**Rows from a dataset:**
---+---

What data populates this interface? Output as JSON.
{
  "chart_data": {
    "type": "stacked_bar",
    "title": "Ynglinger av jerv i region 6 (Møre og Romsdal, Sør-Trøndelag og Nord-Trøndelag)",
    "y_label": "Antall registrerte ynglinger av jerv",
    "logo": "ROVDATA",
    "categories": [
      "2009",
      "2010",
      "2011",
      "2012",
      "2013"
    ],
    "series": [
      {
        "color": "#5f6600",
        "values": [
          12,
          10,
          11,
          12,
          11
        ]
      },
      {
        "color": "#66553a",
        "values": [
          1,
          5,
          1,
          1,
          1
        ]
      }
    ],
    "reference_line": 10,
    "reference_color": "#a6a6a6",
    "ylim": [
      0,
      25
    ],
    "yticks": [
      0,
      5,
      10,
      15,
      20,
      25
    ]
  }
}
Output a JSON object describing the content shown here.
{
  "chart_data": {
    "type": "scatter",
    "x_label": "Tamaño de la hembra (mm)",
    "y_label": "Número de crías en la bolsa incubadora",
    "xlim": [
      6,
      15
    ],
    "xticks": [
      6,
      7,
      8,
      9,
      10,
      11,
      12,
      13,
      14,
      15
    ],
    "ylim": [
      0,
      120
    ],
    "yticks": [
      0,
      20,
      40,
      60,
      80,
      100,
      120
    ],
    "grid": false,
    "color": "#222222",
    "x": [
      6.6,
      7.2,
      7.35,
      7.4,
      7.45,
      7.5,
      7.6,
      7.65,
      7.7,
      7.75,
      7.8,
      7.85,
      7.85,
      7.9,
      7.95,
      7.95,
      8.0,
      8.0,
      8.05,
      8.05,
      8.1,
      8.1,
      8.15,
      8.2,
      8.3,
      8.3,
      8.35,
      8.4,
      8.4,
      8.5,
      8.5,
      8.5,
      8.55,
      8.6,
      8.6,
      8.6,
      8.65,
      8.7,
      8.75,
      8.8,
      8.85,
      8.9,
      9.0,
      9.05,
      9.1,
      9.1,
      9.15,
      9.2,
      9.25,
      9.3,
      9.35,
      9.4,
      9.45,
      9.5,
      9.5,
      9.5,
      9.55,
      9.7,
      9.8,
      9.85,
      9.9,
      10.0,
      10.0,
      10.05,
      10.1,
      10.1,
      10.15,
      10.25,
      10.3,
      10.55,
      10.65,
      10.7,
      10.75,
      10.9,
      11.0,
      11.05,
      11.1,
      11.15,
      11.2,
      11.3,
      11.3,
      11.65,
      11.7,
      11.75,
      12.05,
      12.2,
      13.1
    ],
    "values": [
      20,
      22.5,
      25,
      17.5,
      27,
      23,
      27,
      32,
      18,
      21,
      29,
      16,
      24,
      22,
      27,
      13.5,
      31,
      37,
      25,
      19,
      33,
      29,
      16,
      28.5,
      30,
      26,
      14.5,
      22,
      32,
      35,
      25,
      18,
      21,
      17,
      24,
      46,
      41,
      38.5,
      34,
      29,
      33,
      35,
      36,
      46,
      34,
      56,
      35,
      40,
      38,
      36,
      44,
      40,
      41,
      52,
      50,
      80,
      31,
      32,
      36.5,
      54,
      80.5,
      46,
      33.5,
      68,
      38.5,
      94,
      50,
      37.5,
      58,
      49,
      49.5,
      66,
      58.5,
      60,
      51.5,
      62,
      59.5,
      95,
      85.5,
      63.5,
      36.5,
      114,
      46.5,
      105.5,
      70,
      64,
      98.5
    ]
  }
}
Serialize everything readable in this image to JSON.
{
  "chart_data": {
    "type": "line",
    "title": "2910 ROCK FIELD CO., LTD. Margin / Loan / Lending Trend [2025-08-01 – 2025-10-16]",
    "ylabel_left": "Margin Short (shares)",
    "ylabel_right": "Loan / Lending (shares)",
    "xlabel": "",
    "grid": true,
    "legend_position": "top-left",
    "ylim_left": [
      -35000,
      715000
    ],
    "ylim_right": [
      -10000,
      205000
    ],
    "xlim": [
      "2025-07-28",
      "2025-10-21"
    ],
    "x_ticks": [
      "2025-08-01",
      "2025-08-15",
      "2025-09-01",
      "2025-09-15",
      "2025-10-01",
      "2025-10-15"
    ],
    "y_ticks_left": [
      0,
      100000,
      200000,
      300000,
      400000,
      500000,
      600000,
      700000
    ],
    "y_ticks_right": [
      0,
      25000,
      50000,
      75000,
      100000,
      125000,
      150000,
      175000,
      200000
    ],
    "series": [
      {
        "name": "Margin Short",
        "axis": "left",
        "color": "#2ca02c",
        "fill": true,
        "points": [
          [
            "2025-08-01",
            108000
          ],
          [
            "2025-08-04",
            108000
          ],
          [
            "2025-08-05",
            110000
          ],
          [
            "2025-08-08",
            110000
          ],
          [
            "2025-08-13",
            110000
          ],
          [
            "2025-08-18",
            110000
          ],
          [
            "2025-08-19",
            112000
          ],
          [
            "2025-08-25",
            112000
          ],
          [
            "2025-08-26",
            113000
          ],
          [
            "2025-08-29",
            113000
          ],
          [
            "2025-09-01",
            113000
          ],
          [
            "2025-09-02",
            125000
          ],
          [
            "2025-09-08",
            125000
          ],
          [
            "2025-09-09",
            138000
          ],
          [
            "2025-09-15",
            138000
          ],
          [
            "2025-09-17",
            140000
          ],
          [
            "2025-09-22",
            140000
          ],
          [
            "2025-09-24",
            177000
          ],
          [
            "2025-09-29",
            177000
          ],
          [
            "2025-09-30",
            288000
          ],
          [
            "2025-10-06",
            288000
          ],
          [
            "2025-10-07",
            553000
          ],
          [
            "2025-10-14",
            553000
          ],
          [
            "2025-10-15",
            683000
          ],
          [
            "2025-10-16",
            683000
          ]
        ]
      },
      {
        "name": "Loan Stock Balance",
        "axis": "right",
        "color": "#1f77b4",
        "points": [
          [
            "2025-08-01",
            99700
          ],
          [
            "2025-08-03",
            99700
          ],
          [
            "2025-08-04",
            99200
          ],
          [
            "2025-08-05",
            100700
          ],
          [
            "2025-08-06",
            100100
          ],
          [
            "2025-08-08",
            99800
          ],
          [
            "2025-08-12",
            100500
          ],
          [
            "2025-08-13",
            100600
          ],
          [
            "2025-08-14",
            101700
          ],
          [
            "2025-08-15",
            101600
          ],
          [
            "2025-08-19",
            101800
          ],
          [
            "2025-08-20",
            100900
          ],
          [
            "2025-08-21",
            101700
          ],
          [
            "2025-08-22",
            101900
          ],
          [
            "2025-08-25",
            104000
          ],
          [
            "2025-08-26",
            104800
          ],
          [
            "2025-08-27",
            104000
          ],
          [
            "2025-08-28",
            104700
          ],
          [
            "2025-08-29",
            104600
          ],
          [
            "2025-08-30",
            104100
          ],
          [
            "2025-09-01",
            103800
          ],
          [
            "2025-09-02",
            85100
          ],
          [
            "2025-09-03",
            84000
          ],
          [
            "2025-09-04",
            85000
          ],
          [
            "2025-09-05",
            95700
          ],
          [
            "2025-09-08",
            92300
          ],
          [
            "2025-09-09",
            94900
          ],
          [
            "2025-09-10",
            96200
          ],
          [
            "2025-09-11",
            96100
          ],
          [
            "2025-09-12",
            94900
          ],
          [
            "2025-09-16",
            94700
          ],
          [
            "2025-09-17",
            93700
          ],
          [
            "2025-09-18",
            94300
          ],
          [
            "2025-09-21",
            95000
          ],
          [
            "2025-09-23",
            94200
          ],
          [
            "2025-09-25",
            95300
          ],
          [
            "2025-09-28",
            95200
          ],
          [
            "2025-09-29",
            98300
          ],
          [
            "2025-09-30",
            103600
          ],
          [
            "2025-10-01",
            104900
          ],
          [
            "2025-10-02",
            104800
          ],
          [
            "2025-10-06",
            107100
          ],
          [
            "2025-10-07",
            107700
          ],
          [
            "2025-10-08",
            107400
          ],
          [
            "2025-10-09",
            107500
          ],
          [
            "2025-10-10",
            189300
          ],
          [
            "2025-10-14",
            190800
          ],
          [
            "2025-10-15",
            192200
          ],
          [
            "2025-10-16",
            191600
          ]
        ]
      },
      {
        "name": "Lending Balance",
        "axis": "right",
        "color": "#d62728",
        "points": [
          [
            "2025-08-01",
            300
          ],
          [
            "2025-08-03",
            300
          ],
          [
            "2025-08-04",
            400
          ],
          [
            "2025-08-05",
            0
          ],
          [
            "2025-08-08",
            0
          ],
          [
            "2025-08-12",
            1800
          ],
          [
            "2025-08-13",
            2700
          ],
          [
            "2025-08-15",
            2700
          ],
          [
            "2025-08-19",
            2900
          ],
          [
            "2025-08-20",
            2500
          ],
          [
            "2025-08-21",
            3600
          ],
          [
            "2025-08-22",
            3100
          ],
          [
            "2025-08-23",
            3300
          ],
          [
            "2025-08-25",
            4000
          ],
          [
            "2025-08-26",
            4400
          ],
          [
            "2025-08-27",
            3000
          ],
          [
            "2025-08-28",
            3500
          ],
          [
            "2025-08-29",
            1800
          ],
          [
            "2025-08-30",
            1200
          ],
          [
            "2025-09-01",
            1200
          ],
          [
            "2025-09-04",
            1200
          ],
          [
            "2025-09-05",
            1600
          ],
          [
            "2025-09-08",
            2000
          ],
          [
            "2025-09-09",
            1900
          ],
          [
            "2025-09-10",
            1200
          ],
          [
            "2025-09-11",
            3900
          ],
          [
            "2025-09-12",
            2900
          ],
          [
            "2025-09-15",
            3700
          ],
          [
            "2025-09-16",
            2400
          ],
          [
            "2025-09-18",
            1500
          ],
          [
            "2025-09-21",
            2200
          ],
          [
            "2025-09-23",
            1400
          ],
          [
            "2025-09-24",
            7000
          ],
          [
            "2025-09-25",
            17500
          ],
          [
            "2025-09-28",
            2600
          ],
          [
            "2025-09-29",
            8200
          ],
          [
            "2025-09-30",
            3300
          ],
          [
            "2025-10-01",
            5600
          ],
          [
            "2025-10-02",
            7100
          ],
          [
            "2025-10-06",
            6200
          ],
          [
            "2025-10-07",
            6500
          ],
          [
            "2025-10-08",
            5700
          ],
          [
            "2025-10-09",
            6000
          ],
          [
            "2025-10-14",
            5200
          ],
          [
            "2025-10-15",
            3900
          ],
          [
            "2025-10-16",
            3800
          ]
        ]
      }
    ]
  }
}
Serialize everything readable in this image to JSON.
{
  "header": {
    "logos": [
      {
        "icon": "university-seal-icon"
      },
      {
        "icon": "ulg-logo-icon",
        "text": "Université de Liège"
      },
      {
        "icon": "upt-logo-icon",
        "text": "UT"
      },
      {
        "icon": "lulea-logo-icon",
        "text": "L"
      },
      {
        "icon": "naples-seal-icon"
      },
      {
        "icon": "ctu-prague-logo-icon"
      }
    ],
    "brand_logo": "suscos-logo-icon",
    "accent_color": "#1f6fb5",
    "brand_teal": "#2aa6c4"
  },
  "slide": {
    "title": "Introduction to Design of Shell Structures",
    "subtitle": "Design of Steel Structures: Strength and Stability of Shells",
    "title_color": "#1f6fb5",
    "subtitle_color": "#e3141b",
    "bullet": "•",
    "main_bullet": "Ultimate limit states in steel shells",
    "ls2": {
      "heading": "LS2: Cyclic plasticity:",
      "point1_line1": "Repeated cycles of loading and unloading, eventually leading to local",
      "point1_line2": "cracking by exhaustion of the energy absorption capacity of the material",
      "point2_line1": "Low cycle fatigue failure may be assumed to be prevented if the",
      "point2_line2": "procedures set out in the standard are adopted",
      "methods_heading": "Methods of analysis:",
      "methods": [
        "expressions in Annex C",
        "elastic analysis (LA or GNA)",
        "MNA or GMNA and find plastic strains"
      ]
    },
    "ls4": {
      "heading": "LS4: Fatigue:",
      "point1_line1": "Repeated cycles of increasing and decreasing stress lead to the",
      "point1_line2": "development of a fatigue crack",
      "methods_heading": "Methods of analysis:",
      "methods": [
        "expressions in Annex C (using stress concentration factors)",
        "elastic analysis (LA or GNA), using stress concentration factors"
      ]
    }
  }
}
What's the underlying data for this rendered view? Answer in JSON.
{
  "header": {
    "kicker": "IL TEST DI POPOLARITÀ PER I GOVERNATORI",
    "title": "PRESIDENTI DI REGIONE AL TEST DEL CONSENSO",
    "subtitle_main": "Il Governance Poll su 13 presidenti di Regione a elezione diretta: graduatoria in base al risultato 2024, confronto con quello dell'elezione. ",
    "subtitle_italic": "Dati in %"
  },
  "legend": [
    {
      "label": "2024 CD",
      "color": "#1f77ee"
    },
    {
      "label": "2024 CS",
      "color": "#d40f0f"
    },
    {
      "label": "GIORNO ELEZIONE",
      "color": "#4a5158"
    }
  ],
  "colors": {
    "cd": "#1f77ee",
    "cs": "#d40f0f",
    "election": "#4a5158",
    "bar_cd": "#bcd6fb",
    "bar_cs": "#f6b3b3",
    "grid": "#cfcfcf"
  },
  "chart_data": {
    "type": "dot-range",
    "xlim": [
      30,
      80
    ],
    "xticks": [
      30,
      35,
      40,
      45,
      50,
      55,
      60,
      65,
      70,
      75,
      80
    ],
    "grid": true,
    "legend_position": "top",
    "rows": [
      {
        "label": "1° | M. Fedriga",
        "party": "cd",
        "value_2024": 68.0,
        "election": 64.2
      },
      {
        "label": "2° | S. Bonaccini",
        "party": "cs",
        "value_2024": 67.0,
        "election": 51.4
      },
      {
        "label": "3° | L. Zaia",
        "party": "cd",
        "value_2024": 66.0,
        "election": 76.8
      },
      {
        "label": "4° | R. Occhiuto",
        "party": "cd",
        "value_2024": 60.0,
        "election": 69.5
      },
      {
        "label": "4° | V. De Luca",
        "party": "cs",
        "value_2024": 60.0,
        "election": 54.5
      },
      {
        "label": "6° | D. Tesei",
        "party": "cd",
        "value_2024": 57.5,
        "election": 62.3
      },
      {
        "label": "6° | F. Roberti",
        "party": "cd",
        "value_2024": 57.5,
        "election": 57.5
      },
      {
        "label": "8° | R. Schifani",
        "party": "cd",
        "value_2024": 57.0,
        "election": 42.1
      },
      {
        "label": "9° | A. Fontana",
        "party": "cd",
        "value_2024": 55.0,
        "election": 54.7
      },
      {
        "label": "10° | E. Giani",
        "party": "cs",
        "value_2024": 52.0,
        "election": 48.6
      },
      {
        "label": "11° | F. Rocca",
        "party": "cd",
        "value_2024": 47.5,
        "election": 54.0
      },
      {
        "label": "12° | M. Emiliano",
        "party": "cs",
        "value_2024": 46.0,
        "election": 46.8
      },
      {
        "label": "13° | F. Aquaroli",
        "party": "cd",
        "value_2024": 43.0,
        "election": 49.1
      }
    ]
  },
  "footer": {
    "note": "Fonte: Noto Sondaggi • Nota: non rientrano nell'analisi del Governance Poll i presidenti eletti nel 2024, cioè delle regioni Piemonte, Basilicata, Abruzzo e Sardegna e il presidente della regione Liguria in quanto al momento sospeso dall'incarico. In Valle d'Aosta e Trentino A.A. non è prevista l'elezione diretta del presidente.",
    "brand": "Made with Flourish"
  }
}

---+---

**What to work on:** Select the lines from the entries that include the word "icon".

**Output for this exercise:**
        "icon": "university-seal-icon"
        "icon": "ulg-logo-icon",
        "icon": "upt-logo-icon",
        "icon": "lulea-logo-icon",
        "icon": "naples-seal-icon"
        "icon": "ctu-prague-logo-icon"
    "brand_logo": "suscos-logo-icon",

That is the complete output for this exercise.